Required work: An exact copy of every record is needed.

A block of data
□ □ □ □ □ □ □

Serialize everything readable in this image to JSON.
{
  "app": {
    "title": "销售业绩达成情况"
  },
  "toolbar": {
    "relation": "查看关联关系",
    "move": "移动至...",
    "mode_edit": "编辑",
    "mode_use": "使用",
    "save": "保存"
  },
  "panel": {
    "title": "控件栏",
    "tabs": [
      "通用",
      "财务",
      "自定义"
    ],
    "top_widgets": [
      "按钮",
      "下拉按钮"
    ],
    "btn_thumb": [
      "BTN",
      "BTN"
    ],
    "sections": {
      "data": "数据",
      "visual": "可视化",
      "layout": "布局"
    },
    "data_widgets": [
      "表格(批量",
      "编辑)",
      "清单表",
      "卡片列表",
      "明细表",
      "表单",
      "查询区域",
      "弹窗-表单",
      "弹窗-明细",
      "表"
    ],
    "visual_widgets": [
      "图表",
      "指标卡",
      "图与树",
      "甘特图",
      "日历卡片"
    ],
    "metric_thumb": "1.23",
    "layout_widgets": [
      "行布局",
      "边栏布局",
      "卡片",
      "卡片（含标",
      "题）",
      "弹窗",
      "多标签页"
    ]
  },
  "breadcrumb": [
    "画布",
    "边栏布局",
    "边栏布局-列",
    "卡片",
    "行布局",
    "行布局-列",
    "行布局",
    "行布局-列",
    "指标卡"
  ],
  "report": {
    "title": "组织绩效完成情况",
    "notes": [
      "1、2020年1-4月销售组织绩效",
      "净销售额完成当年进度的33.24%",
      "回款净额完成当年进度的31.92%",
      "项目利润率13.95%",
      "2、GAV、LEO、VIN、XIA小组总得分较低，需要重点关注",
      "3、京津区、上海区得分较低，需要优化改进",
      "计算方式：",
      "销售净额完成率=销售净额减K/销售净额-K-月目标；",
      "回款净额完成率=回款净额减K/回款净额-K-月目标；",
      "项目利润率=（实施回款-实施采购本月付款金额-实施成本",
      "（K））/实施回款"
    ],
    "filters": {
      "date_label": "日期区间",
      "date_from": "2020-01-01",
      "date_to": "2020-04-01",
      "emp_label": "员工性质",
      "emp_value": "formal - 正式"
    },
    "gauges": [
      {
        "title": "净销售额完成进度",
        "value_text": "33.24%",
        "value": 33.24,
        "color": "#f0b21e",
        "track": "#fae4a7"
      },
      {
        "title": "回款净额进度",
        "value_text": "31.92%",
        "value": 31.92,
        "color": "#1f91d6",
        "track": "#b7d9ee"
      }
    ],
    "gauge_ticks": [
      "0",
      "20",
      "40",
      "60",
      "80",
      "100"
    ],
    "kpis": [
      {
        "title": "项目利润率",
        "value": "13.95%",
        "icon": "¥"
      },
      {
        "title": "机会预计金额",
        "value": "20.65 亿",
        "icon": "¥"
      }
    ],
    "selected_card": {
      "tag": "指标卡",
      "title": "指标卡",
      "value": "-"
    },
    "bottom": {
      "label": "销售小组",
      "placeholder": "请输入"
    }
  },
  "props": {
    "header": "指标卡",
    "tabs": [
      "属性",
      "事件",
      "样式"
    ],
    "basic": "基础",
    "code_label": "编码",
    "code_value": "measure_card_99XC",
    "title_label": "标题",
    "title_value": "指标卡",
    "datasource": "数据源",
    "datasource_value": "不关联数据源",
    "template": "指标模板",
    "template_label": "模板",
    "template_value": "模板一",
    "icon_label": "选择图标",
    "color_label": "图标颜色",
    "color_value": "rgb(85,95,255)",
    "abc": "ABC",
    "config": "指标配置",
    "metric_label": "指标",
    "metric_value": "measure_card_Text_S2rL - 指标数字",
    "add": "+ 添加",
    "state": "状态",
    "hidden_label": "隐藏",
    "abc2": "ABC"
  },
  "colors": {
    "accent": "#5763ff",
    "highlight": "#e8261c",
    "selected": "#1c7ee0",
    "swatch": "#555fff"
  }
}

□ □ □ □ □ □ □

Correct output:
Serialize everything readable in this image to JSON.
{
  "app": {
    "title": "销售业绩达成情况"
  },
  "toolbar": {
    "relation": "查看关联关系",
    "move": "移动至...",
    "mode_edit": "编辑",
    "mode_use": "使用",
    "save": "保存"
  },
  "panel": {
    "title": "控件栏",
    "tabs": [
      "通用",
      "财务",
      "自定义"
    ],
    "top_widgets": [
      "按钮",
      "下拉按钮"
    ],
    "btn_thumb": [
      "BTN",
      "BTN"
    ],
    "sections": {
      "data": "数据",
      "visual": "可视化",
      "layout": "布局"
    },
    "data_widgets": [
      "表格(批量",
      "编辑)",
      "清单表",
      "卡片列表",
      "明细表",
      "表单",
      "查询区域",
      "弹窗-表单",
      "弹窗-明细",
      "表"
    ],
    "visual_widgets": [
      "图表",
      "指标卡",
      "图与树",
      "甘特图",
      "日历卡片"
    ],
    "metric_thumb": "1.23",
    "layout_widgets": [
      "行布局",
      "边栏布局",
      "卡片",
      "卡片（含标",
      "题）",
      "弹窗",
      "多标签页"
    ]
  },
  "breadcrumb": [
    "画布",
    "边栏布局",
    "边栏布局-列",
    "卡片",
    "行布局",
    "行布局-列",
    "行布局",
    "行布局-列",
    "指标卡"
  ],
  "report": {
    "title": "组织绩效完成情况",
    "notes": [
      "1、2020年1-4月销售组织绩效",
      "净销售额完成当年进度的33.24%",
      "回款净额完成当年进度的31.92%",
      "项目利润率13.95%",
      "2、GAV、LEO、VIN、XIA小组总得分较低，需要重点关注",
      "3、京津区、上海区得分较低，需要优化改进",
      "计算方式：",
      "销售净额完成率=销售净额减K/销售净额-K-月目标；",
      "回款净额完成率=回款净额减K/回款净额-K-月目标；",
      "项目利润率=（实施回款-实施采购本月付款金额-实施成本",
      "（K））/实施回款"
    ],
    "filters": {
      "date_label": "日期区间",
      "date_from": "2020-01-01",
      "date_to": "2020-04-01",
      "emp_label": "员工性质",
      "emp_value": "formal - 正式"
    },
    "gauges": [
      {
        "title": "净销售额完成进度",
        "value_text": "33.24%",
        "value": 33.24,
        "color": "#f0b21e",
        "track": "#fae4a7"
      },
      {
        "title": "回款净额进度",
        "value_text": "31.92%",
        "value": 31.92,
        "color": "#1f91d6",
        "track": "#b7d9ee"
      }
    ],
    "gauge_ticks": [
      "0",
      "20",
      "40",
      "60",
      "80",
      "100"
    ],
    "kpis": [
      {
        "title": "项目利润率",
        "value": "13.95%",
        "icon": "¥"
      },
      {
        "title": "机会预计金额",
        "value": "20.65 亿",
        "icon": "¥"
      }
    ],
    "selected_card": {
      "tag": "指标卡",
      "title": "指标卡",
      "value": "-"
    },
    "bottom": {
      "label": "销售小组",
      "placeholder": "请输入"
    }
  },
  "props": {
    "header": "指标卡",
    "tabs": [
      "属性",
      "事件",
      "样式"
    ],
    "basic": "基础",
    "code_label": "编码",
    "code_value": "measure_card_99XC",
    "title_label": "标题",
    "title_value": "指标卡",
    "datasource": "数据源",
    "datasource_value": "不关联数据源",
    "template": "指标模板",
    "template_label": "模板",
    "template_value": "模板一",
    "icon_label": "选择图标",
    "color_label": "图标颜色",
    "color_value": "rgb(85,95,255)",
    "abc": "ABC",
    "config": "指标配置",
    "metric_label": "指标",
    "metric_value": "measure_card_Text_S2rL - 指标数字",
    "add": "+ 添加",
    "state": "状态",
    "hidden_label": "隐藏",
    "abc2": "ABC"
  },
  "colors": {
    "accent": "#5763ff",
    "highlight": "#e8261c",
    "selected": "#1c7ee0",
    "swatch": "#555fff"
  }
}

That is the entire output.